Set task
Bring together all lines of the material below that contain the string "posloženi".

# START OF Data for this exercise

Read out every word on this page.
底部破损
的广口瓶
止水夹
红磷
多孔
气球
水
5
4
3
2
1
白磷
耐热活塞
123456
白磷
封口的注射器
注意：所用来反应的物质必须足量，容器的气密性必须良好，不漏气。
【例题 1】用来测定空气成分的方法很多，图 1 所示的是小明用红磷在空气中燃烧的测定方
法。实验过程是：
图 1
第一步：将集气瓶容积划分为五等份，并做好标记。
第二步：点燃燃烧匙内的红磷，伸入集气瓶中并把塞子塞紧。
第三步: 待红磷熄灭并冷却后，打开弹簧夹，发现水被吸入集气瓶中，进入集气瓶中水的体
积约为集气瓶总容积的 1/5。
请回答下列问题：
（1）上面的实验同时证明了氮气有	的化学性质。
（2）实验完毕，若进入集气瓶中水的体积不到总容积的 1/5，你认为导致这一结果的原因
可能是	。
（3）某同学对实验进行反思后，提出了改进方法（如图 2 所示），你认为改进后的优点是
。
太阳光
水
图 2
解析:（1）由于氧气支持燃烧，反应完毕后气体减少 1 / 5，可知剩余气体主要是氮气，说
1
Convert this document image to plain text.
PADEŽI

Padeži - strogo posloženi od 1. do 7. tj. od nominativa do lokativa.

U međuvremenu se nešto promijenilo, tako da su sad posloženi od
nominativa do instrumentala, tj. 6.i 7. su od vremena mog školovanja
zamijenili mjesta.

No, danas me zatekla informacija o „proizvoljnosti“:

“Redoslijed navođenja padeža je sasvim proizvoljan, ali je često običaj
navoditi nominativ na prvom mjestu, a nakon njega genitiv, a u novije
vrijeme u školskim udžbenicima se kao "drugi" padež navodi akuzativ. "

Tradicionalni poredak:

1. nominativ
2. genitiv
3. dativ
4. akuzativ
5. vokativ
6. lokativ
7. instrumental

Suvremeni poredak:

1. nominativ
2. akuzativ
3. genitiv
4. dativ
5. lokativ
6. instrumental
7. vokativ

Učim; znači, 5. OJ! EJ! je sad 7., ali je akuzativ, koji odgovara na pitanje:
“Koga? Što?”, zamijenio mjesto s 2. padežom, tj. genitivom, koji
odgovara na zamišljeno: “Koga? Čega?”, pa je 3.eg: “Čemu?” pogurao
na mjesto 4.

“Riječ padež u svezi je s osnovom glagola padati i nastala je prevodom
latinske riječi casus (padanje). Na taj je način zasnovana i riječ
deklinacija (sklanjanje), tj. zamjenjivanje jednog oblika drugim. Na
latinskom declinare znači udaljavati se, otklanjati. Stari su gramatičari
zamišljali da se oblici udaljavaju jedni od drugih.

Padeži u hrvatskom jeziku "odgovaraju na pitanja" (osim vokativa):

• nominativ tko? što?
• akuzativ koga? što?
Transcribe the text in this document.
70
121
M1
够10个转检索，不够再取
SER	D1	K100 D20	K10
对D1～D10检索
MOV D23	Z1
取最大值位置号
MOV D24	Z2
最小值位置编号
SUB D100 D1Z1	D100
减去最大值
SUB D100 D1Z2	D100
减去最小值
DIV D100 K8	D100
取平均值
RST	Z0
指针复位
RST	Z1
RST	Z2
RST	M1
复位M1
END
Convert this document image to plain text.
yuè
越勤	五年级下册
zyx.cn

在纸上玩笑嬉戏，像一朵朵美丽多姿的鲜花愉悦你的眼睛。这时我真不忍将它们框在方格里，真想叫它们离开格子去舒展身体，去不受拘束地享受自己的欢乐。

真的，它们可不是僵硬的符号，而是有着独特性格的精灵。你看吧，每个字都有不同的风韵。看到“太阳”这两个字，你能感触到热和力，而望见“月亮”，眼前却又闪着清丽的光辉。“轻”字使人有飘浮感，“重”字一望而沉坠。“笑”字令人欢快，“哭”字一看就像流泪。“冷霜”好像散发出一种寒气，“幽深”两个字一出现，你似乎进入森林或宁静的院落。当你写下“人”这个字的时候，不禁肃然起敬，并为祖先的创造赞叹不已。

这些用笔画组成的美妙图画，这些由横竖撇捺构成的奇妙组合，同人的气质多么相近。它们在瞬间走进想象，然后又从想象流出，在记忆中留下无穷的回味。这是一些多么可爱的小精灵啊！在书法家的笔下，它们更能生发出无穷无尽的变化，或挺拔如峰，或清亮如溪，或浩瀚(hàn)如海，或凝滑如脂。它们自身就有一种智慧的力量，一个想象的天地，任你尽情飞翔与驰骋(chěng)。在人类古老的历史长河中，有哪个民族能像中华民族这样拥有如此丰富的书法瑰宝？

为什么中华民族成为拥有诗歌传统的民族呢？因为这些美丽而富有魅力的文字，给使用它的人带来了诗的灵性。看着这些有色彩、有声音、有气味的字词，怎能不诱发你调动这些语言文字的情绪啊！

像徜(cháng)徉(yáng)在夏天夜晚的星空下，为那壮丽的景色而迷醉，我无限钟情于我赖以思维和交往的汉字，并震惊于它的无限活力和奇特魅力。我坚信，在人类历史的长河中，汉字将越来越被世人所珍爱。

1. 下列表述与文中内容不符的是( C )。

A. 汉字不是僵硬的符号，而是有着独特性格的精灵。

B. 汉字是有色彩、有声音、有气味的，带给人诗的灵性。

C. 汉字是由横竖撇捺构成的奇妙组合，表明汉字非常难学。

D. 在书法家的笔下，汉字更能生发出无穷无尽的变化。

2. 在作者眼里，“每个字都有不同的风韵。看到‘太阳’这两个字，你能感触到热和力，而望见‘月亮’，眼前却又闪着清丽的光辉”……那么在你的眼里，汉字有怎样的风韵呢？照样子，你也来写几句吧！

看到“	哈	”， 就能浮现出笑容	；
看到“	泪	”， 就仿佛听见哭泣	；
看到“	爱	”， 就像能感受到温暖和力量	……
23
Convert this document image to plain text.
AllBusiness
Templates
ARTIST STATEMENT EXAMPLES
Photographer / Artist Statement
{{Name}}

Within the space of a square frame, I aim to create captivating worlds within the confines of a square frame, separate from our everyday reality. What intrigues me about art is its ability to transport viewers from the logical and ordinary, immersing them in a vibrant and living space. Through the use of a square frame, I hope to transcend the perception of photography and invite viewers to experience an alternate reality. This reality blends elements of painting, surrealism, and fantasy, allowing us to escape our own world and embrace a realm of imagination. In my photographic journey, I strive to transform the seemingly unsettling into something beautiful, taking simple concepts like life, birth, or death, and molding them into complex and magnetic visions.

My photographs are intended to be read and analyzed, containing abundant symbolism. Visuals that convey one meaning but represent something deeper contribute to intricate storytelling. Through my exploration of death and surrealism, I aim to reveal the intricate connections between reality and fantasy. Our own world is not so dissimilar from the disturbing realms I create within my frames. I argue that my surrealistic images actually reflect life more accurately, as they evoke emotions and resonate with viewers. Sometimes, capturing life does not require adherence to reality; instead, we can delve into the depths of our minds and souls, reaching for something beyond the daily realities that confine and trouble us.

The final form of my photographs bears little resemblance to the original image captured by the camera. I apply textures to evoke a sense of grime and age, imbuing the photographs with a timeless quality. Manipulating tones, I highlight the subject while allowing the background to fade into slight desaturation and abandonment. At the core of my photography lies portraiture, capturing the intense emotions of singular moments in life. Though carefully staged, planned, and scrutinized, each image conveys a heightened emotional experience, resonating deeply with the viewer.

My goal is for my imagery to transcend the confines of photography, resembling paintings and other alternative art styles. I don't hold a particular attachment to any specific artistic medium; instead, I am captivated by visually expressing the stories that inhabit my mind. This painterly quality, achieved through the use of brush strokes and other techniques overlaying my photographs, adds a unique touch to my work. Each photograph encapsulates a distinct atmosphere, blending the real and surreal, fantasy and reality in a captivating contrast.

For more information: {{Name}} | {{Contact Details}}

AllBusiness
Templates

# END OF Data for this exercise

Written response
Padeži - strogo posloženi od 1. do 7. tj. od nominativa do lokativa.
U međuvremenu se nešto promijenilo, tako da su sad posloženi od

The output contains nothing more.